⟨

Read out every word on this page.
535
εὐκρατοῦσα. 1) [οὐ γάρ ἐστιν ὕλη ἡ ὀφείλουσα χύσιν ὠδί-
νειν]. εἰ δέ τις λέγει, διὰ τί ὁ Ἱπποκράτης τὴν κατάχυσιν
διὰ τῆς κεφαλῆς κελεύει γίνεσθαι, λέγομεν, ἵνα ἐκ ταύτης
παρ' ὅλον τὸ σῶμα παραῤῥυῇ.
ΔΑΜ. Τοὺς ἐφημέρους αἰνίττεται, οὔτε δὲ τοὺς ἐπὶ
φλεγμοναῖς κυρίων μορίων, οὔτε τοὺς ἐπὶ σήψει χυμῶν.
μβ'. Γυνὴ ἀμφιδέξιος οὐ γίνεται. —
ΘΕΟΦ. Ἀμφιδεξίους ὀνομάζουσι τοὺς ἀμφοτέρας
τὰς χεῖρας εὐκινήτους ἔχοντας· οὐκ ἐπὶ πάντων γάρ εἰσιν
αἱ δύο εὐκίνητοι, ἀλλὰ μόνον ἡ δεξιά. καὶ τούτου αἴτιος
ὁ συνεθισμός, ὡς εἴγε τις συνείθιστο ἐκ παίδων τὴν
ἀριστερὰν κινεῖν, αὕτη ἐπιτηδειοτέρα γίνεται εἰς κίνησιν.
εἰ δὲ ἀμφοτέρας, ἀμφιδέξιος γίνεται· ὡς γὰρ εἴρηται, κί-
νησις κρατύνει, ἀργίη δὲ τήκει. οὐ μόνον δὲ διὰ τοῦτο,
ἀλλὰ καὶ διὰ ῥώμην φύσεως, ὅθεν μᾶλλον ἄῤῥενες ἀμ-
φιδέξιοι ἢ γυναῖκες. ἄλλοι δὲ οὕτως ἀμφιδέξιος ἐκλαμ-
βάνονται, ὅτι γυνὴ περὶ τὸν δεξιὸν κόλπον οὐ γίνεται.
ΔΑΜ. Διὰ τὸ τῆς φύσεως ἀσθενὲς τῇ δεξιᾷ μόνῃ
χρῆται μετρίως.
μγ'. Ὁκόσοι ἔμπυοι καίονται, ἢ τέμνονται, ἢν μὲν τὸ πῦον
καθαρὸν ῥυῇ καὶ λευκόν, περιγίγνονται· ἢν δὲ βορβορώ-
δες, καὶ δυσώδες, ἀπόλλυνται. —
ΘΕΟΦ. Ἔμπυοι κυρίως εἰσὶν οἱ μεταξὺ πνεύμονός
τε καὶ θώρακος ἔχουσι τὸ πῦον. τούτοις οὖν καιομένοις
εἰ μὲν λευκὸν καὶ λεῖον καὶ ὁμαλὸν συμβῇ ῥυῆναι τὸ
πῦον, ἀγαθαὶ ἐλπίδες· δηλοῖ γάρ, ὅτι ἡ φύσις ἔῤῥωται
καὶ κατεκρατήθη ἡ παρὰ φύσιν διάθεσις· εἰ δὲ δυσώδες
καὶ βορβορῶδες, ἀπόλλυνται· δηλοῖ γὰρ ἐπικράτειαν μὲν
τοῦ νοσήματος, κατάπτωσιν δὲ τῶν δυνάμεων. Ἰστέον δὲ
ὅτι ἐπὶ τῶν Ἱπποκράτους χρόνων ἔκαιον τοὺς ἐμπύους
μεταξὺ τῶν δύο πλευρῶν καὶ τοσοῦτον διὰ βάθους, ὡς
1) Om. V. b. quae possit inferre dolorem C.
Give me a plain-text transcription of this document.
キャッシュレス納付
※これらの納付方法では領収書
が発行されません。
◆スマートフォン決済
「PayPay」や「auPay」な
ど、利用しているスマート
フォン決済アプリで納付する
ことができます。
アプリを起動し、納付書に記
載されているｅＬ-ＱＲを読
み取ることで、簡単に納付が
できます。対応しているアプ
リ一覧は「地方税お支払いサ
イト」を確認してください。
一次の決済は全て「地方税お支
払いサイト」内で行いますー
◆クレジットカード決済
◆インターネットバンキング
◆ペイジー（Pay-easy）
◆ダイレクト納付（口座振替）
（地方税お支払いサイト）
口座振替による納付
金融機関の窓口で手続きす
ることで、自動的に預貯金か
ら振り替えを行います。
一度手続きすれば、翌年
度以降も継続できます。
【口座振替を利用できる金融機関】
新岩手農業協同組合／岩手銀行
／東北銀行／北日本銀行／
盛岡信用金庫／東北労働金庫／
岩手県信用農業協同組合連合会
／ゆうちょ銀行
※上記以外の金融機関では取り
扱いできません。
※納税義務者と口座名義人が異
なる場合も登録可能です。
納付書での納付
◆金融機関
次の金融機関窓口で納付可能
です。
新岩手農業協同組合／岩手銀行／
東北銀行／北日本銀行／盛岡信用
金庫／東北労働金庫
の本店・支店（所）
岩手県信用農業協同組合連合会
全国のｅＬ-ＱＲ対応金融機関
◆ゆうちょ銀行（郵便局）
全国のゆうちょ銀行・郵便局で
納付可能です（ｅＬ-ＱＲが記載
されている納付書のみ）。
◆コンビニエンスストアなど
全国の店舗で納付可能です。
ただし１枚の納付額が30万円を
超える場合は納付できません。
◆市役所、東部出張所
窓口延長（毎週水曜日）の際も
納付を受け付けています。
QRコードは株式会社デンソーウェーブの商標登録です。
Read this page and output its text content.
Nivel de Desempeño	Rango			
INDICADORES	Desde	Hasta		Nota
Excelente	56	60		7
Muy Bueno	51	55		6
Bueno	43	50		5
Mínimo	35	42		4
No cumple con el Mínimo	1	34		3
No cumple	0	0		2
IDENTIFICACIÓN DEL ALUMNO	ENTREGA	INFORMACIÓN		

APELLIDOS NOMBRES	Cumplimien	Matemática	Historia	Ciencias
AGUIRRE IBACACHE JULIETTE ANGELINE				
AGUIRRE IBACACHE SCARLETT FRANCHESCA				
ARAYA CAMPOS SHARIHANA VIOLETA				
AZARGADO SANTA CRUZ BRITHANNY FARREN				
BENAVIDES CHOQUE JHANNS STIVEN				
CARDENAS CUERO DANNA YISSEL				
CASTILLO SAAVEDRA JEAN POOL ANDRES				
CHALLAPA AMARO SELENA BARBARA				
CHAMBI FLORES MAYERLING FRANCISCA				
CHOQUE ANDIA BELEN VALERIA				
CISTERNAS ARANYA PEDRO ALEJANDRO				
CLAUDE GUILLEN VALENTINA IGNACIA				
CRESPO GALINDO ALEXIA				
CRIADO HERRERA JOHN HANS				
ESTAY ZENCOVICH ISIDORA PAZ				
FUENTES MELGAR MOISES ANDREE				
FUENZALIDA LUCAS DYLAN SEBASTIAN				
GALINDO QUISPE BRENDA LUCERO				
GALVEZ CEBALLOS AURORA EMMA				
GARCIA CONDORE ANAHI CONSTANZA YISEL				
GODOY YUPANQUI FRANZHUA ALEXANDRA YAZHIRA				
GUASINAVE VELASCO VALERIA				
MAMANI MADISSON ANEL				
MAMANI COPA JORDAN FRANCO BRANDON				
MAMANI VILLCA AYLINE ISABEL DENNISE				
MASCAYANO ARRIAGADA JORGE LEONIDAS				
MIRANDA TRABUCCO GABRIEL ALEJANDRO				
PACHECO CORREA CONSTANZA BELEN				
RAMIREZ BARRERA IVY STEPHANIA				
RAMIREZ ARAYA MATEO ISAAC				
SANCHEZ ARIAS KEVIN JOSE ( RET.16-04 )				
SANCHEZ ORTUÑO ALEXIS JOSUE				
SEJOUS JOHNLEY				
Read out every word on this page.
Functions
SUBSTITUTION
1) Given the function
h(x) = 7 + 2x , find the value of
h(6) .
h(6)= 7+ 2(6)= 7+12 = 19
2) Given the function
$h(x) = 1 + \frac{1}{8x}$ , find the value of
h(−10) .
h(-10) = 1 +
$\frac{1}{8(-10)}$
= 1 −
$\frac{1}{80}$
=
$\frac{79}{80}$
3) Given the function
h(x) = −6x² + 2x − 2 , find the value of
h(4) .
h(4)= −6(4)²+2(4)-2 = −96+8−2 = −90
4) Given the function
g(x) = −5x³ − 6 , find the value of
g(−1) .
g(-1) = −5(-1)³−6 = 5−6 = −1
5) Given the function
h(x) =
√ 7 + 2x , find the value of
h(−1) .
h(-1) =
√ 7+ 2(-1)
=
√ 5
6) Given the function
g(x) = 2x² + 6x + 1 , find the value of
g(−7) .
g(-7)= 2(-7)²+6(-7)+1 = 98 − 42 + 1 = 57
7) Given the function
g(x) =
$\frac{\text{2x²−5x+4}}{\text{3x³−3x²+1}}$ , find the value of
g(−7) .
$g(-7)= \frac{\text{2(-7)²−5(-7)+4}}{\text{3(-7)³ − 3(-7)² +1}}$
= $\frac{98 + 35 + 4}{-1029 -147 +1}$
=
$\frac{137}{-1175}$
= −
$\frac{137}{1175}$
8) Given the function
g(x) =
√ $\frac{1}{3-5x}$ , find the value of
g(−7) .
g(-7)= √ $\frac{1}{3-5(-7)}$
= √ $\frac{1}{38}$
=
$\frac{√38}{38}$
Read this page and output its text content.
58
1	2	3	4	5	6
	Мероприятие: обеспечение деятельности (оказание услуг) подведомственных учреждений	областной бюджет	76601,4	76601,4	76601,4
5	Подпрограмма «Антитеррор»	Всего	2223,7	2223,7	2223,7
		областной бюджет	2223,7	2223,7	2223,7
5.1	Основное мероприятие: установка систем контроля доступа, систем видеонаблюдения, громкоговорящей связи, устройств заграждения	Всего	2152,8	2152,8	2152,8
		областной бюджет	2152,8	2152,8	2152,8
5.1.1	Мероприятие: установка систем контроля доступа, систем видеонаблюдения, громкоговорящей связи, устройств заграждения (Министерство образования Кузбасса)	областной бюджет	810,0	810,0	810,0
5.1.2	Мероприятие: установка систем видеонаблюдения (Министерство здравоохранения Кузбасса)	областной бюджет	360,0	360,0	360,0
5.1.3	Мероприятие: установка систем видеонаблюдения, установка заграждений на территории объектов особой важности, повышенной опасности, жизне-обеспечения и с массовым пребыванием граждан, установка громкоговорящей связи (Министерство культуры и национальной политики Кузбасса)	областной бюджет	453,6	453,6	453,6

⟩

Copy every line in the entries above that has the string "BELEN" in it.

CHOQUE ANDIA BELEN VALERIA				
PACHECO CORREA CONSTANZA BELEN				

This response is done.